▶ **Text provided**:
____

A comprehensive new review article presents the most current understanding of the role selective serotonin reuptake inhibitors (SSRIs) play in increased risk of multiple diverse gestational malformations and takes aim at the ongoing debate over whether SSRIs as a drug class can cause these malformations. The article, which also highlights the importance of serotonin - a key mediator of bioelectric control mechanisms - in normal embryonic development, is published in the preview issue of Bioelectricity, a peer-reviewed journal from Mary Ann Liebert, Inc., publishers.
Entitled "Selective Serotonin Reuptake Inhibitor Use During Pregnancy and Major Malformations: The Importance of Serotonin for Embryonic Development and the Effect of Serotonin Inhibition on the Occurrence of Malformations," the article was coauthored by Anick Bérard, PhD, University of Montreal (Quebec, Canada), Michael Levin, PhD, Tufts University (Medford, MA), Thomas Sadler, PhD, University of Utah School of Medicine (Salt Lake City), and David Healy, MD, Hergest Unit (Bangor, U.K.).
The researchers examined the body of research related to serotonin, its inhibition using SSRIs, and the relationship to embryonic development and malformations. SSRIs can disrupt embryonic development in multiple ways, including through its effects on serotonin levels and on the activity of ion channels in cells, affecting bioelectric mechanisms and serotonergic cell signaling.
"This review is a particularly important contribution to the debate about SSRI use during pregnancy," says Dany Spencer Adams, Editor-in-Chief of Bioelectricity, from Tufts University, Medford, MA. "In addition to combining the epidemiological data with relevant evidence from model systems, it incorporates the newly recognized bioelectric mechanisms of SSRI effects, as well as empirical evidence for the role of serotonin in embryos prior to the development of the nervous system. It also proposes that widespread belief in the drug's safety could result from the focus on the lower incidence of particular phenotypes, such as heart malformations, rather than recognizing the full variety of malformations as resulting from a single common cause - disruption of serotonin signaling.

____

▶ **What this exercise asks**:
1) Answer these questions from the SSRI text:
(a) In which journal is the review article published?
(b) Which institution is Thomas Sadler affiliated with?
(c) Who is the Editor-in-Chief of that journal?
2) Output the portion of the SSRI text between "The researchers examined" and "serotonergic cell signaling.", inclusive.
3) Does each statement agree with the SSRI text? Answer yes or no, and quote the words that decide it.
(a) David Healy is affiliated with Tufts University.
(b) The article appears in the preview issue of its journal.
(c) The review draws only on epidemiological data.
Rely only on the SSRI text to respond.

Stored items from a collection:

____

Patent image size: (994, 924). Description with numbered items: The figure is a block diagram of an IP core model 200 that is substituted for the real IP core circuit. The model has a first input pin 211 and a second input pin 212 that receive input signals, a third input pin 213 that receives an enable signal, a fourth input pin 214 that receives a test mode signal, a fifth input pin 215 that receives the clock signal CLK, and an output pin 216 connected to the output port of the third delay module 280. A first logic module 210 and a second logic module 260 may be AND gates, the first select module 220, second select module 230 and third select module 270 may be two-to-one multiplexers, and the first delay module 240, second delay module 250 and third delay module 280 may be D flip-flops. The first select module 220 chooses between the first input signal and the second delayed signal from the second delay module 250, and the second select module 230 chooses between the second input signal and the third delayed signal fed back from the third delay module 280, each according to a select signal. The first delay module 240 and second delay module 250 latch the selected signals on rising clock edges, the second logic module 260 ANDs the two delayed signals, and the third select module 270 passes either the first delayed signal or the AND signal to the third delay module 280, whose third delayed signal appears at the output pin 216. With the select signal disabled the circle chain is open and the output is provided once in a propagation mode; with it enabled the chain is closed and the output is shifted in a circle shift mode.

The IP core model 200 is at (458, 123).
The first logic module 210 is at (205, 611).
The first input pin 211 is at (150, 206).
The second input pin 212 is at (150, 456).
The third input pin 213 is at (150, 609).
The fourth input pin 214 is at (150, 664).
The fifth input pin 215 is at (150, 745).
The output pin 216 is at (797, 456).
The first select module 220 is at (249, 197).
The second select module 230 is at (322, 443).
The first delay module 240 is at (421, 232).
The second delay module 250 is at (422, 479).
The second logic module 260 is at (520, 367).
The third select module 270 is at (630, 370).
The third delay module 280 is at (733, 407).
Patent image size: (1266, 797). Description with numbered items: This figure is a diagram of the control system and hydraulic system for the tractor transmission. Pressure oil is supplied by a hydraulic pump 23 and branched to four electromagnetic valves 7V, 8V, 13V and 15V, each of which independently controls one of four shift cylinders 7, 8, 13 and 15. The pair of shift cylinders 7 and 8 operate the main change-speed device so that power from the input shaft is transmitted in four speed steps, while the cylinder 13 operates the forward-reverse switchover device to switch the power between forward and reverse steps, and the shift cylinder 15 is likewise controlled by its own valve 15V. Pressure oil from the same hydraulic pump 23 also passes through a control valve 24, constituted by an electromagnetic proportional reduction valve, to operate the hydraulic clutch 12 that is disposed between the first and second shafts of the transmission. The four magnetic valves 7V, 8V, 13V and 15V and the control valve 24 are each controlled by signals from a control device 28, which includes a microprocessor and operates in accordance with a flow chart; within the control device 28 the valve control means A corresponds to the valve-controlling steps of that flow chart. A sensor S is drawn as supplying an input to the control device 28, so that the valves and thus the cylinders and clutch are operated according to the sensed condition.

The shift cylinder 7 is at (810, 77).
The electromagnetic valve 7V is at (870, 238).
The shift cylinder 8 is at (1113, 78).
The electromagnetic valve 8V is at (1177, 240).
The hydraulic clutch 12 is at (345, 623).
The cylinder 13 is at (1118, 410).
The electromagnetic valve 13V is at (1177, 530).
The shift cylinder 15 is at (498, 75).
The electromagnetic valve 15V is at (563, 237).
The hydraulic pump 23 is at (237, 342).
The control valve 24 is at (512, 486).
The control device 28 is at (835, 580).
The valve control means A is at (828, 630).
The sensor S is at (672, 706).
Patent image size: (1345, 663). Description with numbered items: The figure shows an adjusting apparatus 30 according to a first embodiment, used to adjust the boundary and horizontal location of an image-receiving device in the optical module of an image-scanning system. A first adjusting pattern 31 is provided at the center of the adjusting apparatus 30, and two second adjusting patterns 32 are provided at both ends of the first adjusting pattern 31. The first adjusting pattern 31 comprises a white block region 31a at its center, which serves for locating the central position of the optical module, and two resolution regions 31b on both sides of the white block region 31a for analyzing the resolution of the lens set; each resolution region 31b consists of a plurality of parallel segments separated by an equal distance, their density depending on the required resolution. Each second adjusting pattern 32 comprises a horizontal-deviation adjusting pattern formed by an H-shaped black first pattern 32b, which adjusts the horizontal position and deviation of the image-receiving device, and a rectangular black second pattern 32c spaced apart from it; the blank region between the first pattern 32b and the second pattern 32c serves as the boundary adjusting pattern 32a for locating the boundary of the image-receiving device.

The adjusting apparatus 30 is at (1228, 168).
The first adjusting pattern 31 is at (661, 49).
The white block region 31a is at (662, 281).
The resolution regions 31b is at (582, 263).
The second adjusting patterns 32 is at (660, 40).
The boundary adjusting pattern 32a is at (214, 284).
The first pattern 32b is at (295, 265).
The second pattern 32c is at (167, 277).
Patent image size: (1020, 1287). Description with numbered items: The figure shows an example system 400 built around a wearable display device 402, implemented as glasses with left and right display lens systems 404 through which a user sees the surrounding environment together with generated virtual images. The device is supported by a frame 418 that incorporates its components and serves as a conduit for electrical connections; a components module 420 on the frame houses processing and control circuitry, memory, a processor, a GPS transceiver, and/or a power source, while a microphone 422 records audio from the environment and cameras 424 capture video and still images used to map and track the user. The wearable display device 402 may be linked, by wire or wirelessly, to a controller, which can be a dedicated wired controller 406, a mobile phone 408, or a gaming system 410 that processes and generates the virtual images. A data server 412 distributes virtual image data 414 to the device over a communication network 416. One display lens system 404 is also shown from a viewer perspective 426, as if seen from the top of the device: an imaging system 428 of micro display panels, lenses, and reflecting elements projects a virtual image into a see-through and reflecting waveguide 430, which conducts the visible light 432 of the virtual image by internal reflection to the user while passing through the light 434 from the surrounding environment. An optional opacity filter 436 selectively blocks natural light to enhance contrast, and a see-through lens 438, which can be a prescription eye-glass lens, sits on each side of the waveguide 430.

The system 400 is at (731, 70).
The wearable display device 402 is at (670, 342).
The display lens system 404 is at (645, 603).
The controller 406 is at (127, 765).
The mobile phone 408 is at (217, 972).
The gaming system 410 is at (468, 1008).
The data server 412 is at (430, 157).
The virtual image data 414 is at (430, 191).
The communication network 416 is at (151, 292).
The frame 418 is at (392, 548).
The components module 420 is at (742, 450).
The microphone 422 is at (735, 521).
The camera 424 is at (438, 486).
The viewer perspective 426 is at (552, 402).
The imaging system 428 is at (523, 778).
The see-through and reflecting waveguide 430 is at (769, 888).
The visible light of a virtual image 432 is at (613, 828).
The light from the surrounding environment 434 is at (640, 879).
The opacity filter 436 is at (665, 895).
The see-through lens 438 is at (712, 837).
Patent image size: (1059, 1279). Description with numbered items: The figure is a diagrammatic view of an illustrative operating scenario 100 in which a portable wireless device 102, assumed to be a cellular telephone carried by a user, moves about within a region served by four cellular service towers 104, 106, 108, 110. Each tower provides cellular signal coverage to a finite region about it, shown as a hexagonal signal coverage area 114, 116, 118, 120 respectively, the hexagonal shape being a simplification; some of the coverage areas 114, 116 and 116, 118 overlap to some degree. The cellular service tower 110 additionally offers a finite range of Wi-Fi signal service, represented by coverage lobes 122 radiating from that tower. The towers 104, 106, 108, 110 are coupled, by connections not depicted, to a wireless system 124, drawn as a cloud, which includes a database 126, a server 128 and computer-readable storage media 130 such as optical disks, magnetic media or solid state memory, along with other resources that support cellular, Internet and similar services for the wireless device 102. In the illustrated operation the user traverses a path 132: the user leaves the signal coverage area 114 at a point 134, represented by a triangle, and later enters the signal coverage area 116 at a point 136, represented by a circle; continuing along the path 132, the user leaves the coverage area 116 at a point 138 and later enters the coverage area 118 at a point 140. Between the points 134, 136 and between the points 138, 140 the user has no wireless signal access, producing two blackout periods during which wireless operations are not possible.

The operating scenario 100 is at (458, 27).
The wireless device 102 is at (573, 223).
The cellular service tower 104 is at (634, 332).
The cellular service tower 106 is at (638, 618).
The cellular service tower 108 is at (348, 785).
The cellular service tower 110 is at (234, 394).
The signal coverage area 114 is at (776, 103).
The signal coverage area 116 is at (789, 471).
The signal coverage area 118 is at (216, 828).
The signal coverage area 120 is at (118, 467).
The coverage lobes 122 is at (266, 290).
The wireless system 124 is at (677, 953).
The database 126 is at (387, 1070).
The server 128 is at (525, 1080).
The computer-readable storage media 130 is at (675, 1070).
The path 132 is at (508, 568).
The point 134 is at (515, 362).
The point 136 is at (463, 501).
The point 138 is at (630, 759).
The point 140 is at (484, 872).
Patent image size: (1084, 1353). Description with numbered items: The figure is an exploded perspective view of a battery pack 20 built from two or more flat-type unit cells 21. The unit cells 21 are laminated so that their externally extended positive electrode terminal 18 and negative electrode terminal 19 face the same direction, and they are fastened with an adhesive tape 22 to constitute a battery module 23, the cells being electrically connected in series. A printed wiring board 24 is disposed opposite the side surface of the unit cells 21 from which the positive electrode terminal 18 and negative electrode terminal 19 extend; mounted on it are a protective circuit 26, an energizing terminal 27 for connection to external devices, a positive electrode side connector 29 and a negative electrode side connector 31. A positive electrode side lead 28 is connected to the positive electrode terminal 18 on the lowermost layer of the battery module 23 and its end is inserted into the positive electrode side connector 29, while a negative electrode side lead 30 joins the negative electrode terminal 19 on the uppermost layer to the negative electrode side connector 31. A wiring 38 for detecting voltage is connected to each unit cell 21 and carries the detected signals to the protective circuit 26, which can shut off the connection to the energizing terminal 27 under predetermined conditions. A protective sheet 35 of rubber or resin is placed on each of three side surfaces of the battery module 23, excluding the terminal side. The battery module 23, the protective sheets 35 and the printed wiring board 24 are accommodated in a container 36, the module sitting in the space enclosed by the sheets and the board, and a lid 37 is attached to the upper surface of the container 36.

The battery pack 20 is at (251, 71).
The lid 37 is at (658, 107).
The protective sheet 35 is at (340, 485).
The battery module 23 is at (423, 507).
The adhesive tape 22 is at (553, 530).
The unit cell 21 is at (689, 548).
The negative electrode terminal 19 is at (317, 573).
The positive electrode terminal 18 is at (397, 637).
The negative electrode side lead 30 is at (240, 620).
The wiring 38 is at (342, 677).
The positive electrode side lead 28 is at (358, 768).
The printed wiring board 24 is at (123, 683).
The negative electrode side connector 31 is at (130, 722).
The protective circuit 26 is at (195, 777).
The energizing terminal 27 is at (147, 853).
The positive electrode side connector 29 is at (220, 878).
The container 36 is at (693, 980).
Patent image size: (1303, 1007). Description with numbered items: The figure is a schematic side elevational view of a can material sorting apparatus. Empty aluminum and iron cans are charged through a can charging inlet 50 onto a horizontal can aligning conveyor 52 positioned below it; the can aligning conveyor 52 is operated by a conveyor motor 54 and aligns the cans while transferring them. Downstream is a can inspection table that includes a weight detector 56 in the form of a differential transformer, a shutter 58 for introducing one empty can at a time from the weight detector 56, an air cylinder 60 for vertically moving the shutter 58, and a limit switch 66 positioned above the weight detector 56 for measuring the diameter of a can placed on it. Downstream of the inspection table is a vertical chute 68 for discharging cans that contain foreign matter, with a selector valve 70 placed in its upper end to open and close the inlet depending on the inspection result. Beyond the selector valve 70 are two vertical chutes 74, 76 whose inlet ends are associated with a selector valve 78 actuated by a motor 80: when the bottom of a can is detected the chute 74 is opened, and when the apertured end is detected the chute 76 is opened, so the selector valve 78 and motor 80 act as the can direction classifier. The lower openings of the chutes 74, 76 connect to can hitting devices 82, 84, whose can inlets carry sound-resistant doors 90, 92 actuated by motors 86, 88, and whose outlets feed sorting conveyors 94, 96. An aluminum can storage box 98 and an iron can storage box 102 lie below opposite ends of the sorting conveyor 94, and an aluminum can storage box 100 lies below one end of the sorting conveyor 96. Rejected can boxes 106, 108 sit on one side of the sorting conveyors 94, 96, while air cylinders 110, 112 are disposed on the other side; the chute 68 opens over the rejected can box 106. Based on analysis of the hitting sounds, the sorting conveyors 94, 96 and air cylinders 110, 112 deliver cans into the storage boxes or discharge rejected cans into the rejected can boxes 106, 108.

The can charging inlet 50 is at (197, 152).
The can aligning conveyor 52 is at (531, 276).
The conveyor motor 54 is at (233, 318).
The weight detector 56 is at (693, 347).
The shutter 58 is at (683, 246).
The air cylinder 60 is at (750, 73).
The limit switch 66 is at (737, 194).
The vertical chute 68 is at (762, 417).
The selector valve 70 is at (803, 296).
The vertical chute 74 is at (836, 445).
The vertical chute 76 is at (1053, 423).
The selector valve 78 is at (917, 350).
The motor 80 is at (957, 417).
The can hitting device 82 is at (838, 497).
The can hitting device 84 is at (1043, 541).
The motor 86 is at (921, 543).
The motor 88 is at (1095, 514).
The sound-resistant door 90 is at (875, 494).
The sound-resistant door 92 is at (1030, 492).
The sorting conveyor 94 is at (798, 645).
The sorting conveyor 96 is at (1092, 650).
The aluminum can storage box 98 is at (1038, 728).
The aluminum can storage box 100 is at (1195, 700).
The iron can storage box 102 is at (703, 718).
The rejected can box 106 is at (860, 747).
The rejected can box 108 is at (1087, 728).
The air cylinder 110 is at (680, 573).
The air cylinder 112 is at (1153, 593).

____

▶ **Your written answers**:
1)
(a) Bioelectricity
(b) University of Utah School of Medicine (Salt Lake City)
(c) Dany Spencer Adams

2)
The researchers examined the body of research related to serotonin, its inhibition using SSRIs, and the relationship to embryonic development and malformations. SSRIs can disrupt embryonic development in multiple ways, including through its effects on serotonin levels and on the activity of ion channels in cells, affecting bioelectric mechanisms and serotonergic cell signaling.

3)
(a) No: "David Healy, MD, Hergest Unit (Bangor, U.K.)"
(b) Yes: "is published in the preview issue of Bioelectricity"
(c) No: "In addition to combining the epidemiological data with relevant evidence from model systems"